◆ **DATA PROVIDED**:
+++

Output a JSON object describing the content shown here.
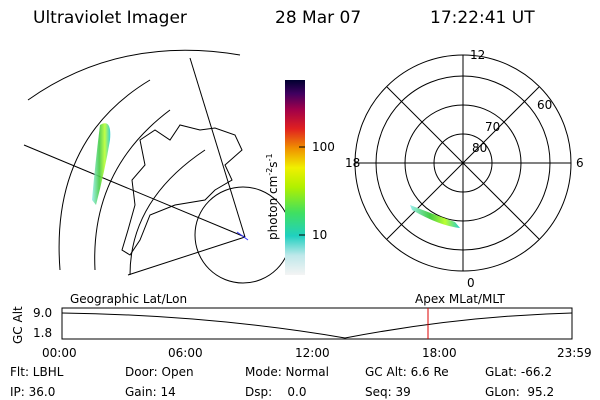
{
  "header": {
    "title": "Ultraviolet Imager",
    "date": "28 Mar 07",
    "time": "17:22:41 UT"
  },
  "colorbar": {
    "label": "photon cm",
    "exp1": "-2",
    "unit2": "s",
    "exp2": "-1",
    "ticks": [
      "100",
      "10"
    ]
  },
  "polar": {
    "labels": {
      "top": "12",
      "left": "18",
      "right": "6",
      "bottom": "0"
    },
    "rings": [
      "80",
      "70",
      "60"
    ]
  },
  "timeline": {
    "left_title": "Geographic Lat/Lon",
    "right_title": "Apex MLat/MLT",
    "axis_label": "GC Alt",
    "yticks": [
      "9.0",
      "1.8"
    ],
    "xticks": [
      "00:00",
      "06:00",
      "12:00",
      "18:00",
      "23:59"
    ]
  },
  "footer": {
    "rows": [
      [
        "Flt: LBHL",
        "Door: Open",
        "Mode: Normal",
        "GC Alt: 6.6 Re",
        "GLat: -66.2"
      ],
      [
        "IP: 36.0",
        "Gain: 14",
        "Dsp:    0.0",
        "Seq: 39",
        "GLon:  95.2"
      ]
    ]
  }
}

+++

Return each line from the material above exactly, but not the pictures.

◆ **TASK RESULT**:
Output a JSON object describing the content shown here.
{
  "header": {
    "title": "Ultraviolet Imager",
    "date": "28 Mar 07",
    "time": "17:22:41 UT"
  },
  "colorbar": {
    "label": "photon cm",
    "exp1": "-2",
    "unit2": "s",
    "exp2": "-1",
    "ticks": [
      "100",
      "10"
    ]
  },
  "polar": {
    "labels": {
      "top": "12",
      "left": "18",
      "right": "6",
      "bottom": "0"
    },
    "rings": [
      "80",
      "70",
      "60"
    ]
  },
  "timeline": {
    "left_title": "Geographic Lat/Lon",
    "right_title": "Apex MLat/MLT",
    "axis_label": "GC Alt",
    "yticks": [
      "9.0",
      "1.8"
    ],
    "xticks": [
      "00:00",
      "06:00",
      "12:00",
      "18:00",
      "23:59"
    ]
  },
  "footer": {
    "rows": [
      [
        "Flt: LBHL",
        "Door: Open",
        "Mode: Normal",
        "GC Alt: 6.6 Re",
        "GLat: -66.2"
      ],
      [
        "IP: 36.0",
        "Gain: 14",
        "Dsp:    0.0",
        "Seq: 39",
        "GLon:  95.2"
      ]
    ]
  }
}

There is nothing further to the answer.